What is asked -> Extract from the listing each line in which the word "JSON" appears.

Data for processing ->
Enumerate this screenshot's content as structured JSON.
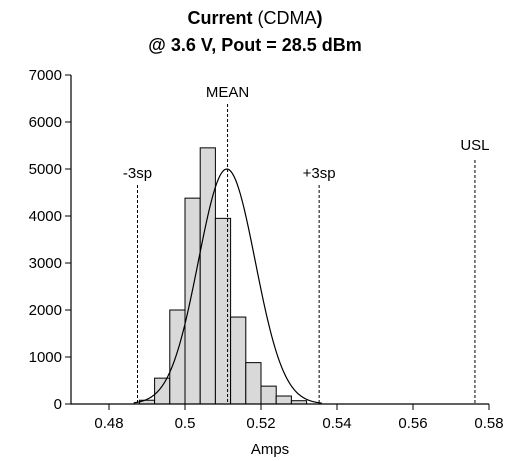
{
  "chart_data": {
    "type": "bar",
    "title_line1": {
      "bold_part": "Current",
      "normal_part": " (CDMA",
      "bold_end": ")"
    },
    "title_line2": "@ 3.6 V, Pout = 28.5 dBm",
    "xlabel": "Amps",
    "ylabel": "",
    "xlim": [
      0.47,
      0.58
    ],
    "ylim": [
      0,
      7000
    ],
    "x_ticks": [
      0.48,
      0.5,
      0.52,
      0.54,
      0.56,
      0.58
    ],
    "x_tick_labels": [
      "0.48",
      "0.5",
      "0.52",
      "0.54",
      "0.56",
      "0.58"
    ],
    "y_ticks": [
      0,
      1000,
      2000,
      3000,
      4000,
      5000,
      6000,
      7000
    ],
    "y_tick_labels": [
      "0",
      "1000",
      "2000",
      "3000",
      "4000",
      "5000",
      "6000",
      "7000"
    ],
    "bin_width": 0.004,
    "bins": [
      {
        "start": 0.488,
        "count": 80
      },
      {
        "start": 0.492,
        "count": 550
      },
      {
        "start": 0.496,
        "count": 2000
      },
      {
        "start": 0.5,
        "count": 4380
      },
      {
        "start": 0.504,
        "count": 5450
      },
      {
        "start": 0.508,
        "count": 3950
      },
      {
        "start": 0.512,
        "count": 1850
      },
      {
        "start": 0.516,
        "count": 880
      },
      {
        "start": 0.52,
        "count": 380
      },
      {
        "start": 0.524,
        "count": 170
      },
      {
        "start": 0.528,
        "count": 70
      }
    ],
    "fit_curve": {
      "mean": 0.511,
      "sd": 0.0075,
      "peak": 5000,
      "x_range": [
        0.4865,
        0.536
      ]
    },
    "reference_lines": [
      {
        "label": "-3sp",
        "x": 0.4875
      },
      {
        "label": "MEAN",
        "x": 0.5112
      },
      {
        "label": "+3sp",
        "x": 0.5353
      },
      {
        "label": "USL",
        "x": 0.5763
      }
    ],
    "grid": false,
    "legend": "none"
  }
}
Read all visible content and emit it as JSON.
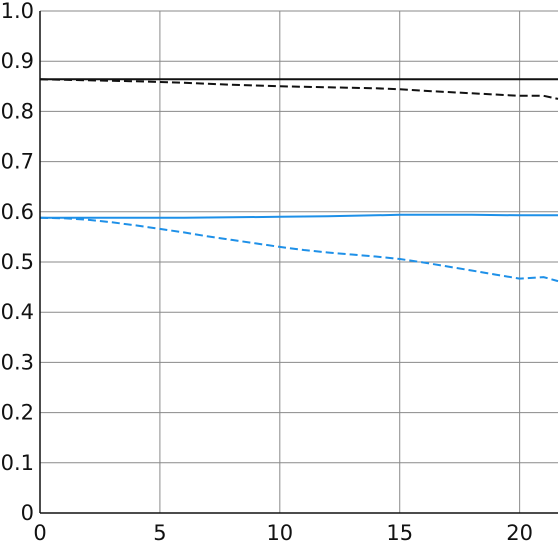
{
  "chart_data": {
    "type": "line",
    "title": "",
    "xlabel": "",
    "ylabel": "",
    "xlim": [
      0,
      21.6
    ],
    "ylim": [
      0,
      1.0
    ],
    "grid": true,
    "legend": "none",
    "x_ticks": [
      0,
      5,
      10,
      15,
      20
    ],
    "x_tick_labels": [
      "0",
      "5",
      "10",
      "15",
      "20"
    ],
    "y_ticks": [
      0,
      0.1,
      0.2,
      0.3,
      0.4,
      0.5,
      0.6,
      0.7,
      0.8,
      0.9,
      1.0
    ],
    "y_tick_labels": [
      "0",
      "0.1",
      "0.2",
      "0.3",
      "0.4",
      "0.5",
      "0.6",
      "0.7",
      "0.8",
      "0.9",
      "1.0"
    ],
    "series": [
      {
        "color": "#111111",
        "style": "solid",
        "x": [
          0,
          2,
          4,
          6,
          8,
          10,
          12,
          14,
          16,
          18,
          20,
          21.6
        ],
        "y": [
          0.864,
          0.864,
          0.864,
          0.864,
          0.864,
          0.864,
          0.864,
          0.864,
          0.864,
          0.864,
          0.864,
          0.864
        ]
      },
      {
        "color": "#111111",
        "style": "dashed",
        "x": [
          0,
          2,
          4,
          6,
          8,
          10,
          12,
          14,
          15,
          16,
          18,
          20,
          21,
          21.6
        ],
        "y": [
          0.864,
          0.862,
          0.86,
          0.857,
          0.853,
          0.85,
          0.848,
          0.846,
          0.844,
          0.841,
          0.836,
          0.831,
          0.831,
          0.825
        ]
      },
      {
        "color": "#1e90e8",
        "style": "solid",
        "x": [
          0,
          2,
          4,
          6,
          8,
          10,
          12,
          14,
          15,
          16,
          17,
          18,
          20,
          21.6
        ],
        "y": [
          0.588,
          0.588,
          0.588,
          0.588,
          0.589,
          0.59,
          0.591,
          0.593,
          0.594,
          0.594,
          0.594,
          0.594,
          0.593,
          0.593
        ]
      },
      {
        "color": "#1e90e8",
        "style": "dashed",
        "x": [
          0,
          1,
          2,
          3,
          4,
          5,
          6,
          7,
          8,
          9,
          10,
          11,
          12,
          13,
          14,
          15,
          16,
          17,
          18,
          19,
          20,
          21,
          21.6
        ],
        "y": [
          0.588,
          0.587,
          0.584,
          0.579,
          0.573,
          0.566,
          0.559,
          0.551,
          0.544,
          0.537,
          0.53,
          0.524,
          0.519,
          0.515,
          0.511,
          0.506,
          0.499,
          0.491,
          0.483,
          0.475,
          0.467,
          0.47,
          0.462
        ]
      }
    ]
  }
}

Task output ->
Enumerate this screenshot's content as structured JSON.
Read all visible content and emit it as JSON.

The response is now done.